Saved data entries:
=-=-=-=-=
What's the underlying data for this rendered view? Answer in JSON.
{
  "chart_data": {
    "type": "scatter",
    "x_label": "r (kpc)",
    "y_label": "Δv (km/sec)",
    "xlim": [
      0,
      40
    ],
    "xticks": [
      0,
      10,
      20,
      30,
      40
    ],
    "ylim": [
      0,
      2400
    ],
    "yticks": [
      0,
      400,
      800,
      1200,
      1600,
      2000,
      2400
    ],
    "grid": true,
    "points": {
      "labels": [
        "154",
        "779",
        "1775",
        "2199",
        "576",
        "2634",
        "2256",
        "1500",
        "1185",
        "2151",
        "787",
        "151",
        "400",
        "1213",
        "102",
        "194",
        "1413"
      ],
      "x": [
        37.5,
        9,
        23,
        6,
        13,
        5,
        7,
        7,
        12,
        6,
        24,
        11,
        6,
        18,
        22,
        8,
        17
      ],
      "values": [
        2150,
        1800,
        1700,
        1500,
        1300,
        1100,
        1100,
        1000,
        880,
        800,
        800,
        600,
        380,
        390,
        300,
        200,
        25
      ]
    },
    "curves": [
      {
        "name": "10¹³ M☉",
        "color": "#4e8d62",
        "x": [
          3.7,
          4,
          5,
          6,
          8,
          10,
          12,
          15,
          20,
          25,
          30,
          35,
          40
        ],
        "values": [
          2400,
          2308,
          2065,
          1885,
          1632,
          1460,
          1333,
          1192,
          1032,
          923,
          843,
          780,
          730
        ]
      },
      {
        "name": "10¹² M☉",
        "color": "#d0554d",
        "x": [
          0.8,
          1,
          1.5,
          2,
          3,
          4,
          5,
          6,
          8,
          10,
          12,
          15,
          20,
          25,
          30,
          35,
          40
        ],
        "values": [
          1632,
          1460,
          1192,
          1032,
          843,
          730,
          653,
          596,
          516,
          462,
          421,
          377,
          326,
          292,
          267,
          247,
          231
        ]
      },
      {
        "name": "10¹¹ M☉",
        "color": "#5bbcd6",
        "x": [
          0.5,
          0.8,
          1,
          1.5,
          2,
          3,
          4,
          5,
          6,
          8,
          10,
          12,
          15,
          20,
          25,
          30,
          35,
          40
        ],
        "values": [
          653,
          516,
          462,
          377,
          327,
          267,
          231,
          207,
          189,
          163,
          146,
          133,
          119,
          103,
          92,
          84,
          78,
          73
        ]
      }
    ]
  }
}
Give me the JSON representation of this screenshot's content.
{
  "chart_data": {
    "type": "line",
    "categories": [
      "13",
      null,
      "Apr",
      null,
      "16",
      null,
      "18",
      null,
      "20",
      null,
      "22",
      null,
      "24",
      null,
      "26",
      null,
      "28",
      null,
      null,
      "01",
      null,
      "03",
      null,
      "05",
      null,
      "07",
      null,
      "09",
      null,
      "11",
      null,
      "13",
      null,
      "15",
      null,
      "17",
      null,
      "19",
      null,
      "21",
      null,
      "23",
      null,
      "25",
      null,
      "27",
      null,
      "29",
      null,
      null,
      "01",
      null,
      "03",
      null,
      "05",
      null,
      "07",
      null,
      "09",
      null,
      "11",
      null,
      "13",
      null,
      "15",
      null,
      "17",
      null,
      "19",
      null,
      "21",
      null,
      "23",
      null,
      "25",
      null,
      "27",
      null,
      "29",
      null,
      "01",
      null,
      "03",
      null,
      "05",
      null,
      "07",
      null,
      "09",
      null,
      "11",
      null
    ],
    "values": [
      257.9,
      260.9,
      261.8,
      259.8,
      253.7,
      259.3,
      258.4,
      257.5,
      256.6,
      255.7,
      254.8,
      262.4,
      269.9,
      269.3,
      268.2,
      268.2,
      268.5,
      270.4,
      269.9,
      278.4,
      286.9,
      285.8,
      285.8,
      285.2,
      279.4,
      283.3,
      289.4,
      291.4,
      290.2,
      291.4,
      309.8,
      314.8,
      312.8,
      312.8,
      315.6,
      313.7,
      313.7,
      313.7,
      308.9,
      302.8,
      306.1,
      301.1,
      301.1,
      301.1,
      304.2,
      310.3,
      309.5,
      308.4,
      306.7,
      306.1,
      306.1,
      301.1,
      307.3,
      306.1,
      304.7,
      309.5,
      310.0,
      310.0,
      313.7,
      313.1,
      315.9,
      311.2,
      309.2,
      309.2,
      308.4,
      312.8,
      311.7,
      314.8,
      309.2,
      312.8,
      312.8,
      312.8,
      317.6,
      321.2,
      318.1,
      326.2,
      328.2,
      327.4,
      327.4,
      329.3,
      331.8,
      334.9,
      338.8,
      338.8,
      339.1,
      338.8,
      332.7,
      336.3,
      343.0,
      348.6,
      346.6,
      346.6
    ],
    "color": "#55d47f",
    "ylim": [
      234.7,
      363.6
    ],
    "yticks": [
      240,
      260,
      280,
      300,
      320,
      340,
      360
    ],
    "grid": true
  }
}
=-=-=-=-=
WHAT THE EXERCISE ASKS: Which lines hold the string "color"? List them all.

COMPLETE RESPONSE:
        "color": "#4e8d62",
        "color": "#d0554d",
        "color": "#5bbcd6",
    "color": "#55d47f",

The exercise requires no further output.